§ **WHAT IS ASKED**:
Return the entries below verbatim. Pictures stay out.

***

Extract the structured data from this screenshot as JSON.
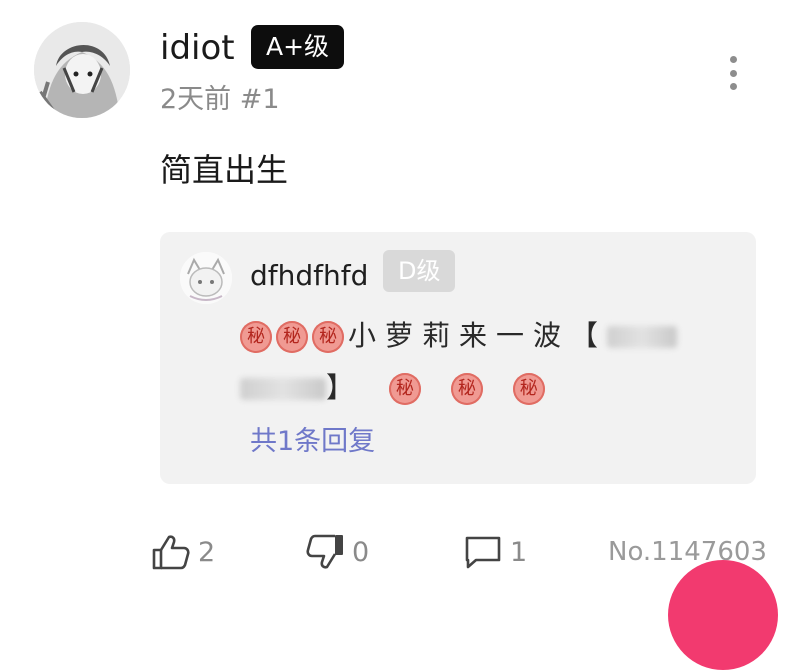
{
  "comment": {
    "username": "idiot",
    "level_badge": "A+级",
    "time": "2天前",
    "floor": "#1",
    "text": "简直出生"
  },
  "reply": {
    "username": "dfhdfhfd",
    "level_badge": "D级",
    "emoji": "秘",
    "text_middle": "小萝莉来一波【",
    "text_close": "】",
    "count_label": "共1条回复"
  },
  "actions": {
    "likes": "2",
    "dislikes": "0",
    "comments": "1",
    "post_number": "No.1147603"
  },
  "icons": {
    "like": "thumbs-up-icon",
    "dislike": "thumbs-down-icon",
    "comment": "comment-icon",
    "more": "more-vertical-icon"
  },
  "colors": {
    "badge_primary": "#0d0d0d",
    "badge_secondary": "#d9d9d9",
    "link": "#6f78c9",
    "fab": "#f23a6f",
    "emoji": "#f09a93"
  }
}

***

§ **THE RESPONSE**:
Extract the structured data from this screenshot as JSON.
{
  "comment": {
    "username": "idiot",
    "level_badge": "A+级",
    "time": "2天前",
    "floor": "#1",
    "text": "简直出生"
  },
  "reply": {
    "username": "dfhdfhfd",
    "level_badge": "D级",
    "emoji": "秘",
    "text_middle": "小萝莉来一波【",
    "text_close": "】",
    "count_label": "共1条回复"
  },
  "actions": {
    "likes": "2",
    "dislikes": "0",
    "comments": "1",
    "post_number": "No.1147603"
  },
  "icons": {
    "like": "thumbs-up-icon",
    "dislike": "thumbs-down-icon",
    "comment": "comment-icon",
    "more": "more-vertical-icon"
  },
  "colors": {
    "badge_primary": "#0d0d0d",
    "badge_secondary": "#d9d9d9",
    "link": "#6f78c9",
    "fab": "#f23a6f",
    "emoji": "#f09a93"
  }
}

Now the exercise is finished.